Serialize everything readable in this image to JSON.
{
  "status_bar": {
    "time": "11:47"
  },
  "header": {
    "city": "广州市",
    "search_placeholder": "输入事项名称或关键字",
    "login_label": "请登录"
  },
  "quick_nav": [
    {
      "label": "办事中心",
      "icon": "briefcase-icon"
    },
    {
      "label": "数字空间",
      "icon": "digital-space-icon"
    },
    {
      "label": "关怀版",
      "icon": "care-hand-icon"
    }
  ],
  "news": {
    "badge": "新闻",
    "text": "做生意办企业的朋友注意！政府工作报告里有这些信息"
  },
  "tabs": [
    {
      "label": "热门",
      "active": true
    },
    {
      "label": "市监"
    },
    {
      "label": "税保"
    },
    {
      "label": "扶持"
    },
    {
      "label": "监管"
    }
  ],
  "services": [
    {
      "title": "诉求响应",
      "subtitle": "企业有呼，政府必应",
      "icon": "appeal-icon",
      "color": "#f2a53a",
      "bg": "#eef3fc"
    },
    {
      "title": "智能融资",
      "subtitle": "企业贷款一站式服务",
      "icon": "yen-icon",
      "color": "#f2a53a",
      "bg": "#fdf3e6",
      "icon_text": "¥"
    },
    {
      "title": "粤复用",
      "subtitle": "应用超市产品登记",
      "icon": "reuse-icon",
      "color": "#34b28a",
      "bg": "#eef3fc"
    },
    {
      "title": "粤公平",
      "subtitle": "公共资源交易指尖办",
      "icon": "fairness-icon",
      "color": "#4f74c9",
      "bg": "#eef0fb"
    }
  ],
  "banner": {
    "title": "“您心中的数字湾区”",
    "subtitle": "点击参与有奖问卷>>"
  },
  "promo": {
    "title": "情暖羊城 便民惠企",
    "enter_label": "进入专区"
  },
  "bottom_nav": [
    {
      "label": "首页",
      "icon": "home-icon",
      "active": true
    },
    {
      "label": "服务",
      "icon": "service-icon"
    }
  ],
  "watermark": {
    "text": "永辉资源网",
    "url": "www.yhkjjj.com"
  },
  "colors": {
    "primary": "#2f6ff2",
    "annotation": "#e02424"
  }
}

# # # # # # #

__AIM__: Print the whole listing exactly as it is.

__OUTPUT__:
Serialize everything readable in this image to JSON.
{
  "status_bar": {
    "time": "11:47"
  },
  "header": {
    "city": "广州市",
    "search_placeholder": "输入事项名称或关键字",
    "login_label": "请登录"
  },
  "quick_nav": [
    {
      "label": "办事中心",
      "icon": "briefcase-icon"
    },
    {
      "label": "数字空间",
      "icon": "digital-space-icon"
    },
    {
      "label": "关怀版",
      "icon": "care-hand-icon"
    }
  ],
  "news": {
    "badge": "新闻",
    "text": "做生意办企业的朋友注意！政府工作报告里有这些信息"
  },
  "tabs": [
    {
      "label": "热门",
      "active": true
    },
    {
      "label": "市监"
    },
    {
      "label": "税保"
    },
    {
      "label": "扶持"
    },
    {
      "label": "监管"
    }
  ],
  "services": [
    {
      "title": "诉求响应",
      "subtitle": "企业有呼，政府必应",
      "icon": "appeal-icon",
      "color": "#f2a53a",
      "bg": "#eef3fc"
    },
    {
      "title": "智能融资",
      "subtitle": "企业贷款一站式服务",
      "icon": "yen-icon",
      "color": "#f2a53a",
      "bg": "#fdf3e6",
      "icon_text": "¥"
    },
    {
      "title": "粤复用",
      "subtitle": "应用超市产品登记",
      "icon": "reuse-icon",
      "color": "#34b28a",
      "bg": "#eef3fc"
    },
    {
      "title": "粤公平",
      "subtitle": "公共资源交易指尖办",
      "icon": "fairness-icon",
      "color": "#4f74c9",
      "bg": "#eef0fb"
    }
  ],
  "banner": {
    "title": "“您心中的数字湾区”",
    "subtitle": "点击参与有奖问卷>>"
  },
  "promo": {
    "title": "情暖羊城 便民惠企",
    "enter_label": "进入专区"
  },
  "bottom_nav": [
    {
      "label": "首页",
      "icon": "home-icon",
      "active": true
    },
    {
      "label": "服务",
      "icon": "service-icon"
    }
  ],
  "watermark": {
    "text": "永辉资源网",
    "url": "www.yhkjjj.com"
  },
  "colors": {
    "primary": "#2f6ff2",
    "annotation": "#e02424"
  }
}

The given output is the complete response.